** start Data provided **

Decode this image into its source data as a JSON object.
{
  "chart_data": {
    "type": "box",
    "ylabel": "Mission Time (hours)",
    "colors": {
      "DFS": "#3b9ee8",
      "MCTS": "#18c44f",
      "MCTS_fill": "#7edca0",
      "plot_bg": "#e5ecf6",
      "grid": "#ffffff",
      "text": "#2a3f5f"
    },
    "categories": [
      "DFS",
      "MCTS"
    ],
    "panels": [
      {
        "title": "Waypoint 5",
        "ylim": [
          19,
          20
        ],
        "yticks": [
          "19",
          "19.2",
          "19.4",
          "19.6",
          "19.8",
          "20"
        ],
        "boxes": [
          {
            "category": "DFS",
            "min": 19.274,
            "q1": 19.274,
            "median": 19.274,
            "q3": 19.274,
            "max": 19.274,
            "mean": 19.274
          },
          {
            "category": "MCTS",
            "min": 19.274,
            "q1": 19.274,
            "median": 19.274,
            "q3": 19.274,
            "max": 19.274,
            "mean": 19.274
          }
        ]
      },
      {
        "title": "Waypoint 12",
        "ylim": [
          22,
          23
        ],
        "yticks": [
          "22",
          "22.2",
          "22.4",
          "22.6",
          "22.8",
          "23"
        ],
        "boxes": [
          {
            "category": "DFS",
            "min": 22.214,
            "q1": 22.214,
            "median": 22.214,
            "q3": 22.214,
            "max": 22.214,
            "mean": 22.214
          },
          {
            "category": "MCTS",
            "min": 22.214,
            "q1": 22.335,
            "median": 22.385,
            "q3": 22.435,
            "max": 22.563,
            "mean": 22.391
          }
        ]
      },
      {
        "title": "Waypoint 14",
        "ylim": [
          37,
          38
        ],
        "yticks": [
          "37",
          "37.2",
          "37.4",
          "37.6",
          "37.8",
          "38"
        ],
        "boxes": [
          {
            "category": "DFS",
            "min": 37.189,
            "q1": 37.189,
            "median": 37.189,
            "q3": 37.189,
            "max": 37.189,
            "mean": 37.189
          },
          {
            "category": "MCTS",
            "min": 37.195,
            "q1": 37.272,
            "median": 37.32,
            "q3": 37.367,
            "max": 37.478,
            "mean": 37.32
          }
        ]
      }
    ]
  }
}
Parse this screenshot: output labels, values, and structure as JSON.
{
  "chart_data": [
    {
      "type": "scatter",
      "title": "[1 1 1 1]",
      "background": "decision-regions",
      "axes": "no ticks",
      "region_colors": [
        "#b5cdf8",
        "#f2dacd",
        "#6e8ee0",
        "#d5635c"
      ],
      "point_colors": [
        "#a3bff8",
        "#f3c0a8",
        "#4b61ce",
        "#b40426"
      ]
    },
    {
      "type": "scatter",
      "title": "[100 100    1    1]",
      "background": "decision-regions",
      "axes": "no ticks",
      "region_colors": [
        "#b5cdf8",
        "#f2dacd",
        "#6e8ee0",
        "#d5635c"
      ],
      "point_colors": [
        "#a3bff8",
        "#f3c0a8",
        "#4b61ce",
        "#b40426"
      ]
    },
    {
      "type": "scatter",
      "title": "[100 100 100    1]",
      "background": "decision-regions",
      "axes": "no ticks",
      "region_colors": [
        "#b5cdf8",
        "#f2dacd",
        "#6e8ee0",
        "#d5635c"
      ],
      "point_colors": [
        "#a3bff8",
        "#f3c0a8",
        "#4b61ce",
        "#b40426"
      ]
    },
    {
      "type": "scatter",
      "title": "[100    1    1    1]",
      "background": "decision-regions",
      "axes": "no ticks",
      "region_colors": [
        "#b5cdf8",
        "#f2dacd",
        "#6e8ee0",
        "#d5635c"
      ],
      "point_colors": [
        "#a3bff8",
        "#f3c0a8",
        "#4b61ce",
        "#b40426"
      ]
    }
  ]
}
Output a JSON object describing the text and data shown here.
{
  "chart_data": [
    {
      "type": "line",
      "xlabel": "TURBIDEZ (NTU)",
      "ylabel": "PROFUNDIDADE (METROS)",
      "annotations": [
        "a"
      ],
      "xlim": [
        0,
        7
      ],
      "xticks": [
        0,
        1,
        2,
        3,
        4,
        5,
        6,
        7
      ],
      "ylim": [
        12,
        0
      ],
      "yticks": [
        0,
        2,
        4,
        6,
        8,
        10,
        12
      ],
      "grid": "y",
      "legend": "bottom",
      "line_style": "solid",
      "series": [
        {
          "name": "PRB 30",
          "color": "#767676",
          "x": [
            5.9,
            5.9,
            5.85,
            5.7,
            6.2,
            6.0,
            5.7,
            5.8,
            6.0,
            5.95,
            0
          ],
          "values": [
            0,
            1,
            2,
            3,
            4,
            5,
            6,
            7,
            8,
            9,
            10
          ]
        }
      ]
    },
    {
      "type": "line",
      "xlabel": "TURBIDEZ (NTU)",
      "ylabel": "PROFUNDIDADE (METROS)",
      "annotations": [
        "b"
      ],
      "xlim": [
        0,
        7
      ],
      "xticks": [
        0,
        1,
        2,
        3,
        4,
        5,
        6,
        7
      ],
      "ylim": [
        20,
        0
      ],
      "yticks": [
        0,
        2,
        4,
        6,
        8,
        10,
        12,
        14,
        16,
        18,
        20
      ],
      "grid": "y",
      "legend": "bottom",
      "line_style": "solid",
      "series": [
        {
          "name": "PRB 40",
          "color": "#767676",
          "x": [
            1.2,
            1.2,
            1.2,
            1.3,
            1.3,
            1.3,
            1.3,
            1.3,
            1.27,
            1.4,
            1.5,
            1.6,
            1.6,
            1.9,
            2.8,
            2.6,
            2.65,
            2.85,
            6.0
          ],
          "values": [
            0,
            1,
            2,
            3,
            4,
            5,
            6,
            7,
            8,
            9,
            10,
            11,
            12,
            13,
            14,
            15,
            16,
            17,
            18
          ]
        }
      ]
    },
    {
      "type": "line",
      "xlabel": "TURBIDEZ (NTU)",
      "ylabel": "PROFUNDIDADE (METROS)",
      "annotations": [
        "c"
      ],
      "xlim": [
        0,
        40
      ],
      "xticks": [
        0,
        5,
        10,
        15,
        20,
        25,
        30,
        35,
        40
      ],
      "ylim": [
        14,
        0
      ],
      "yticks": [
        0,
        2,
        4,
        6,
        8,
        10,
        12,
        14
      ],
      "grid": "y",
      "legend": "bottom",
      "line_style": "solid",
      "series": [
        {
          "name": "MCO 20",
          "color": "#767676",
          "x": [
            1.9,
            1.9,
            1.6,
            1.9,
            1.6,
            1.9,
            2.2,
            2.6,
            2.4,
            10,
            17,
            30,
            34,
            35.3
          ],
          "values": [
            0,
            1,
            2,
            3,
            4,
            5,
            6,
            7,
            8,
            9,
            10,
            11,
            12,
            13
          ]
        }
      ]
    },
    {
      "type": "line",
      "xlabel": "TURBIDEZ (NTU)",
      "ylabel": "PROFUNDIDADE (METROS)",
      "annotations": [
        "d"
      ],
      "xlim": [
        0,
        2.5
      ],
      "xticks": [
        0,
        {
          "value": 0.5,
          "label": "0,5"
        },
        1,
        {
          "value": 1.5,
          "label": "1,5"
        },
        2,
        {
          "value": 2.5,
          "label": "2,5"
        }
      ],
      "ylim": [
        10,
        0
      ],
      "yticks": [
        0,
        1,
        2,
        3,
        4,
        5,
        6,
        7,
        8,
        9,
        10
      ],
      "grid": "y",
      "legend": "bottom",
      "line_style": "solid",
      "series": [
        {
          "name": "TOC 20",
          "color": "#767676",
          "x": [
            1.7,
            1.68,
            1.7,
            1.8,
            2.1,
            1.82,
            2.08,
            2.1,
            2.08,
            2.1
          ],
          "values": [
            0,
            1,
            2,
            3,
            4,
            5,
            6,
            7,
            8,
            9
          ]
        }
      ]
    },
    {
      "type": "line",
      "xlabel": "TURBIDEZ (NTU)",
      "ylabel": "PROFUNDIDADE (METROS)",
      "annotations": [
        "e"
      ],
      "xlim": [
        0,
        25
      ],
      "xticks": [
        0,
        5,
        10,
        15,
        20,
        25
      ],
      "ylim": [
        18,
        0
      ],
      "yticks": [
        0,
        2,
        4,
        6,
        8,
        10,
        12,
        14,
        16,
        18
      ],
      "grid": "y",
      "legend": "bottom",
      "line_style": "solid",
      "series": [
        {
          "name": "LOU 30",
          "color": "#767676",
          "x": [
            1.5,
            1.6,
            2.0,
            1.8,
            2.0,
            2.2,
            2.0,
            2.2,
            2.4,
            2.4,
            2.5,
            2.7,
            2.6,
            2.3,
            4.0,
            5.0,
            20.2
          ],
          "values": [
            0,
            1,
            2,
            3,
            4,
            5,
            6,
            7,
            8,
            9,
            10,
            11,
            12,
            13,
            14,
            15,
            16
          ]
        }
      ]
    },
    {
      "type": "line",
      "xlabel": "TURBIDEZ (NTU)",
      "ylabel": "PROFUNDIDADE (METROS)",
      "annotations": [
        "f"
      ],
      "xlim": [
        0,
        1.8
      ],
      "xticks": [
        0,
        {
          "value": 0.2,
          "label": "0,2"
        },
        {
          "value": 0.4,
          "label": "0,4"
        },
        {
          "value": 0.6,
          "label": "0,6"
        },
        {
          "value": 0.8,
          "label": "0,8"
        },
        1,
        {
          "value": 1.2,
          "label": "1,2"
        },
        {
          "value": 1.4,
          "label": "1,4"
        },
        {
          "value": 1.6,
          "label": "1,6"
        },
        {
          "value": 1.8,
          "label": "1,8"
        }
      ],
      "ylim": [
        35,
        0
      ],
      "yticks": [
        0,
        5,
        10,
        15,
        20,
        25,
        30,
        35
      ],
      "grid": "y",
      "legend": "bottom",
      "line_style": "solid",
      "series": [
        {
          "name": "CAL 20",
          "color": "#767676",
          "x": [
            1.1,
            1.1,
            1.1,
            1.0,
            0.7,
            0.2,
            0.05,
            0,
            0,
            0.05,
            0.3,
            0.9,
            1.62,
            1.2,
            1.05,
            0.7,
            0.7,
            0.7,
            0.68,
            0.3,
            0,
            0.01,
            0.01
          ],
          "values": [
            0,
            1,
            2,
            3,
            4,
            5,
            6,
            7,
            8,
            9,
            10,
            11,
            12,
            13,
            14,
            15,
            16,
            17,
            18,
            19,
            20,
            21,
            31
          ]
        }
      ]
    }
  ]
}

** end Data provided **

## Your instructions
Reproduce each line holding the word "title".

## Result of this task
        "title": "Waypoint 5",
        "title": "Waypoint 12",
        "title": "Waypoint 14",
      "title": "[1 1 1 1]",
      "title": "[100 100    1    1]",
      "title": "[100 100 100    1]",
      "title": "[100    1    1    1]",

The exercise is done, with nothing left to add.